Input »
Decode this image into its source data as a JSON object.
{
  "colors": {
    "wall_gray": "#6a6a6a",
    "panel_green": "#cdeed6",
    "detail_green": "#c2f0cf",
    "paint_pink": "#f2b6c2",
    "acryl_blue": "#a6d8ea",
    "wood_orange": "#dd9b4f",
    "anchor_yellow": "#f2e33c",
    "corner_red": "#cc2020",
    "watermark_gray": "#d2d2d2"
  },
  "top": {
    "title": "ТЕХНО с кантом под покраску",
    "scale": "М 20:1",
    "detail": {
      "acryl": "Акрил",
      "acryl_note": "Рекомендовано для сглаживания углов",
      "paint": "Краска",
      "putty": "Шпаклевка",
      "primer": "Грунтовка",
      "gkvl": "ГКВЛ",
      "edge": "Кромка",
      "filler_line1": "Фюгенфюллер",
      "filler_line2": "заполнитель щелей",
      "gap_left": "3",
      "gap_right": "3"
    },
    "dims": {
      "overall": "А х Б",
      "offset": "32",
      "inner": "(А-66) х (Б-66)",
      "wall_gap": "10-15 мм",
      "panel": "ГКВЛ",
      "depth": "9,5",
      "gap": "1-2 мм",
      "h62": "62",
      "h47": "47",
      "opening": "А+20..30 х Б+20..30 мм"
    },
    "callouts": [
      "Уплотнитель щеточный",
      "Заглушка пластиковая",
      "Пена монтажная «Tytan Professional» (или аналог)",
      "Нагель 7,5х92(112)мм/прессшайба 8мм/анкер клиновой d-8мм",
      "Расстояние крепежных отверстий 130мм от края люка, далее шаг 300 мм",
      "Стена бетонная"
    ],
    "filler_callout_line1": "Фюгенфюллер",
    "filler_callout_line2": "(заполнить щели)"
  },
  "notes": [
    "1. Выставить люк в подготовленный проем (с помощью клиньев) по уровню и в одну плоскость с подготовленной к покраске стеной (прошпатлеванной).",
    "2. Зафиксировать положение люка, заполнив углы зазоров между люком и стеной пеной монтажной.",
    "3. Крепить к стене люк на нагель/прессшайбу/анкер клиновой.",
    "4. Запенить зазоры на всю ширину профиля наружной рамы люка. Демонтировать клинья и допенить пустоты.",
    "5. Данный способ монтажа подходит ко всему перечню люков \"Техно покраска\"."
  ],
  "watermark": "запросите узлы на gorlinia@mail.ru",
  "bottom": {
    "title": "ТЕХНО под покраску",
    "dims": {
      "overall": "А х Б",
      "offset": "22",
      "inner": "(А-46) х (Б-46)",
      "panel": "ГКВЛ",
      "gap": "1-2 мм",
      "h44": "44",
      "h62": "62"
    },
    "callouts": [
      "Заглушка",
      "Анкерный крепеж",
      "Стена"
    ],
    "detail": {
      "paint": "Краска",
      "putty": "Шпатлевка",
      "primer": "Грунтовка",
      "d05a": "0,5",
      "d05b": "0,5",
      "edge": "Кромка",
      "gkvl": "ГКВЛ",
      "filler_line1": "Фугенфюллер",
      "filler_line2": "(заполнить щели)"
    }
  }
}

--

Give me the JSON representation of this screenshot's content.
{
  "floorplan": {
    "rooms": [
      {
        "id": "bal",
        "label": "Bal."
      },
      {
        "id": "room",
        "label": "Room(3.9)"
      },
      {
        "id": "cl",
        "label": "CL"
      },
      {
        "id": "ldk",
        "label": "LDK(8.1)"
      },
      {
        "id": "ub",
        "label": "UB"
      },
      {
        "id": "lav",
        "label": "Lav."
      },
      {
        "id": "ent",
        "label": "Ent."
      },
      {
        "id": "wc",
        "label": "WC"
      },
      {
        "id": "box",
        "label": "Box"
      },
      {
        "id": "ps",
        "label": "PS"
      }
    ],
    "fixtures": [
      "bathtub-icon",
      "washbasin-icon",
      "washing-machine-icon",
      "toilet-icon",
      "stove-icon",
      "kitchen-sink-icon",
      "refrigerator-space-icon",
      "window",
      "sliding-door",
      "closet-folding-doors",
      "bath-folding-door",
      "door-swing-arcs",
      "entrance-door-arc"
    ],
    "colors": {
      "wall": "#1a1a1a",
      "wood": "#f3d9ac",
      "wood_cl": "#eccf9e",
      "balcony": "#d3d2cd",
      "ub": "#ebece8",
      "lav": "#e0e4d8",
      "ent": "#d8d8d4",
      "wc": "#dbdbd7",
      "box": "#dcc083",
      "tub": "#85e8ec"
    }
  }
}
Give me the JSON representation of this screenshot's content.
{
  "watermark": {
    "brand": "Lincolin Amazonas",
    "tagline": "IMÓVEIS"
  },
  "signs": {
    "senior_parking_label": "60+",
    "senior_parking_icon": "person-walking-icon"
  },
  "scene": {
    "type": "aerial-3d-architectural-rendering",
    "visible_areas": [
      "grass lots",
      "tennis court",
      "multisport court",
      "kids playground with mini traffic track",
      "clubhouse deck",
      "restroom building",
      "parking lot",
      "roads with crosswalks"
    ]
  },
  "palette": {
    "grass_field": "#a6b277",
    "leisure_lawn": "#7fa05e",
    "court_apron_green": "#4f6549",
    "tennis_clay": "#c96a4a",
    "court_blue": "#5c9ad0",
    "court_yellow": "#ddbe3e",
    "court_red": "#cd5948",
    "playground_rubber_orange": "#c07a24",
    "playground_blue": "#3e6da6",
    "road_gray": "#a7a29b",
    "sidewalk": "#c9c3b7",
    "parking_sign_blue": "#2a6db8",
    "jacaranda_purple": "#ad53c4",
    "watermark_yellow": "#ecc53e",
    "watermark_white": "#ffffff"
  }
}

* * *

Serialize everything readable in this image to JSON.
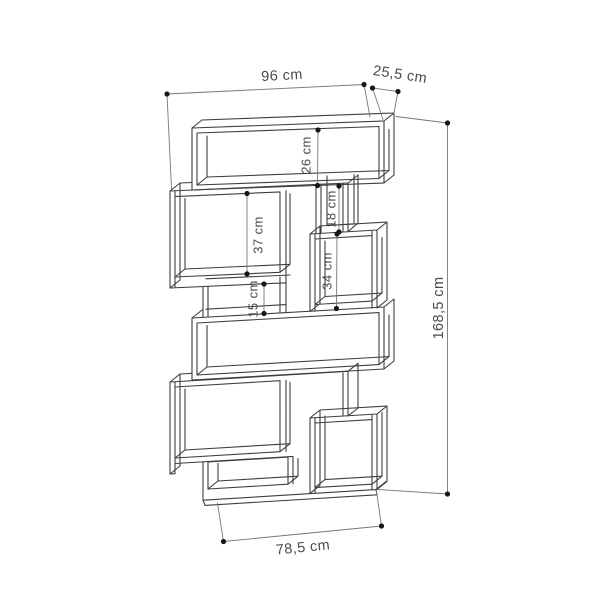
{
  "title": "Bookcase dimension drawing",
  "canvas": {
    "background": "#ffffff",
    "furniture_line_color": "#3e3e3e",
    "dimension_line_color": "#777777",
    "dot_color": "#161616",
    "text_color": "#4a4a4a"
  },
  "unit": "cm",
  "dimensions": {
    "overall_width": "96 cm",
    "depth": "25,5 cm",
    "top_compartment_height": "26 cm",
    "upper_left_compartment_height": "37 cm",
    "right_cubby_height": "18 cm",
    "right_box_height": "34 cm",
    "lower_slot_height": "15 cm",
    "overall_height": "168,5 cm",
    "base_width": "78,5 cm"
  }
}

Work to complete » Look through the data above. Each line containing the word "Фюгенфюллер" needs to be copied.

Answer to the exercise »
      "filler_line1": "Фюгенфюллер",
    "filler_callout_line1": "Фюгенфюллер",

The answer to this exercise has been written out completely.